-- start --

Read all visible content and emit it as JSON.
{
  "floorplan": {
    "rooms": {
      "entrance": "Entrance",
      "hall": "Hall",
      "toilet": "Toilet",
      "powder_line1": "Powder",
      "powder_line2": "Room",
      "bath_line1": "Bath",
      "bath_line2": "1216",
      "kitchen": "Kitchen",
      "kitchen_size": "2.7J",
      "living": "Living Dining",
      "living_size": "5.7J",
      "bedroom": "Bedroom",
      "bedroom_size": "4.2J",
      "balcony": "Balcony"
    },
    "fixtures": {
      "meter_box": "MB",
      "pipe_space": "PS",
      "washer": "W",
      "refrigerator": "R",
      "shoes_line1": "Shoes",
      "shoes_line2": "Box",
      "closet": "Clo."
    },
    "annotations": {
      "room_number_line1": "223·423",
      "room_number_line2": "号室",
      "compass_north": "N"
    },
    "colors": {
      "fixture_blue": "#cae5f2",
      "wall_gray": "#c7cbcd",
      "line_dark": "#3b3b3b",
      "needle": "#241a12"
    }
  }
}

-- end --

> What is expected
Copy down the material exactly as written.

> Output for this exercise
Read all visible content and emit it as JSON.
{
  "floorplan": {
    "rooms": {
      "entrance": "Entrance",
      "hall": "Hall",
      "toilet": "Toilet",
      "powder_line1": "Powder",
      "powder_line2": "Room",
      "bath_line1": "Bath",
      "bath_line2": "1216",
      "kitchen": "Kitchen",
      "kitchen_size": "2.7J",
      "living": "Living Dining",
      "living_size": "5.7J",
      "bedroom": "Bedroom",
      "bedroom_size": "4.2J",
      "balcony": "Balcony"
    },
    "fixtures": {
      "meter_box": "MB",
      "pipe_space": "PS",
      "washer": "W",
      "refrigerator": "R",
      "shoes_line1": "Shoes",
      "shoes_line2": "Box",
      "closet": "Clo."
    },
    "annotations": {
      "room_number_line1": "223·423",
      "room_number_line2": "号室",
      "compass_north": "N"
    },
    "colors": {
      "fixture_blue": "#cae5f2",
      "wall_gray": "#c7cbcd",
      "line_dark": "#3b3b3b",
      "needle": "#241a12"
    }
  }
}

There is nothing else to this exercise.